Objectif énoncé A |
Dans l'extrait sur l'article 155 A du CGI, à quel article renvoie la notion de régime fiscal privilégié ?

Texte présenté |
- - - -

Aff.1 Absence de preuve de l’exercice par la société étrangère interposée, de manière prépondérante, d’une activité industrielle ou commerciale autre que la prestation de services en France – Imposition des rémunérations considérées dans la catégorie des BNC

Aff.2 Exemple d’absence de double imposition de l’associé français unique de la société étrangère interposée

Rappel

Pour mémoire, l’article 155 A, I du CGI vise à dissuader les contribuables susceptibles d’être soumis à l’impôt en France (prestataires réels) de s’y soustraire en faisant percevoir leur rémunération pour services rendus par des personnes établies à l’étranger (personnes interposées). Ainsi, les sommes perçues par une personne domiciliée ou établie hors de France en rémunération de services rendus par une ou plusieurs personnes domiciliées ou établies en France sont imposables au nom de ces dernières :

  • Lorsque ce prestataire réel contrôle directement ou indirectement la personne interposée ; ou
  • Lorsque ce prestataire réel n’établit pas que la personne interposée exerce, de manière prépondérante, une activité industrielle ou commerciale, autre que la prestation de services ; ou
  • Lorsque la personne interposée est domiciliée ou établie dans un pays étranger où elle est soumise à un régime fiscal privilégié, au sens de l’article 238 A du CGI.

- - - -

Annotations de mise en page d'images |

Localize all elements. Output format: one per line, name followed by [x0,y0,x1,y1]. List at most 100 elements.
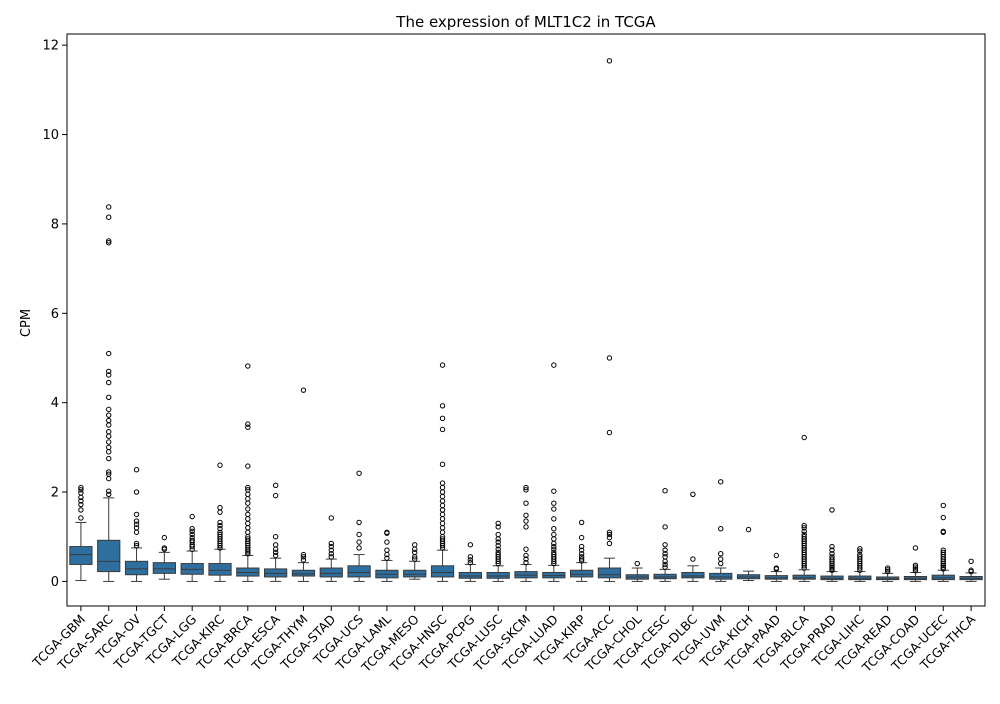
outlier-point [634,560,640,567]
outlier-point [412,549,418,556]
outlier-point [272,546,279,552]
outlier-point [300,387,307,393]
outlier-point [106,412,112,418]
outlier-point [551,525,557,532]
outlier-point [106,491,112,497]
outlier-point [106,379,112,386]
outlier-point [467,557,474,563]
box-iqr [319,567,343,578]
outlier-point [578,519,585,526]
outlier-point [328,540,334,547]
outlier-point [133,489,140,495]
outlier-point [189,534,195,541]
outlier-point [106,422,112,428]
outlier-point [718,560,724,567]
outlier-point [106,204,112,210]
outlier-point [300,551,307,558]
outlier-point [439,493,446,500]
outlier-point [829,543,835,550]
y-axis-label: CPM [19,309,34,337]
outlier-point [328,551,334,557]
outlier-point [857,554,863,560]
outlier-point [495,539,501,545]
box-iqr [291,569,316,577]
outlier-point [328,543,334,550]
outlier-point [829,507,835,513]
box-iqr [681,571,705,579]
outlier-point [912,564,919,570]
outlier-point [773,565,780,571]
outlier-point [439,529,446,535]
outlier-point [884,568,891,575]
outlier-point [801,525,807,531]
outlier-point [551,362,557,368]
outlier-point [829,566,835,572]
outlier-point [161,534,168,541]
outlier-point [801,534,807,540]
box-iqr [69,546,93,565]
outlier-point [133,525,140,531]
outlier-point [551,543,557,550]
outlier-point [662,564,668,570]
outlier-point [189,513,195,520]
outlier-point [940,514,946,521]
outlier-point [245,487,251,493]
outlier-point [106,406,112,413]
outlier-point [912,545,919,551]
outlier-point [523,524,529,530]
box-iqr [124,560,149,576]
outlier-point [106,214,112,220]
box-iqr [486,571,510,579]
outlier-point [189,528,195,535]
outlier-point [439,525,446,531]
outlier-point [662,542,668,548]
outlier-point [78,498,84,504]
outlier-point [495,524,501,530]
outlier-point [245,516,251,522]
y-tick-label: 10 [42,128,59,143]
outlier-point [662,551,668,557]
outlier-point [106,238,112,244]
outlier-point [189,531,195,538]
outlier-point [551,549,557,556]
outlier-point [523,559,529,566]
outlier-point [106,433,112,439]
outlier-point [495,549,501,556]
outlier-point [106,429,112,435]
outlier-point [78,487,84,493]
outlier-point [606,534,613,541]
outlier-point [940,564,946,570]
box-iqr [403,569,427,578]
outlier-point [523,484,529,491]
outlier-point [217,509,223,515]
outlier-point [662,561,668,568]
outlier-point [718,479,724,485]
outlier-point [606,529,613,535]
outlier-point [940,502,946,509]
outlier-point [801,531,807,538]
outlier-point [495,520,501,527]
outlier-point [272,492,279,499]
outlier-point [551,536,557,542]
outlier-point [523,512,529,518]
outlier-point [968,567,974,573]
outlier-point [884,565,891,571]
outlier-point [940,528,946,535]
y-tick-label: 8 [51,217,59,232]
outlier-point [495,542,501,549]
outlier-point [217,522,223,529]
outlier-point [245,491,251,497]
outlier-point [272,482,279,489]
outlier-point [606,531,613,538]
box-iqr [570,569,594,578]
outlier-point [467,542,474,548]
outlier-point [133,511,140,518]
outlier-point [551,500,557,506]
outlier-point [439,536,446,542]
outlier-point [857,546,863,552]
y-tick-label: 0 [51,575,59,590]
outlier-point [245,525,251,531]
outlier-point [662,547,668,553]
outlier-point [384,547,390,553]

- - - -

Objectif énoncé B |
Extrayez tels quels les enregistrements allant de la ligne qui contient "outlier-point [634,560,640,567]" jusqu'à celle qui contient "outlier-point [300,551,307,558]", ces deux lignes comprises.

Réponse à l'exercice A |
À l'article 238 A du CGI.

Réponse à l'exercice B |
outlier-point [634,560,640,567]
outlier-point [412,549,418,556]
outlier-point [272,546,279,552]
outlier-point [300,387,307,393]
outlier-point [106,412,112,418]
outlier-point [551,525,557,532]
outlier-point [106,491,112,497]
outlier-point [106,379,112,386]
outlier-point [467,557,474,563]
box-iqr [319,567,343,578]
outlier-point [578,519,585,526]
outlier-point [328,540,334,547]
outlier-point [133,489,140,495]
outlier-point [189,534,195,541]
outlier-point [106,422,112,428]
outlier-point [718,560,724,567]
outlier-point [106,204,112,210]
outlier-point [300,551,307,558]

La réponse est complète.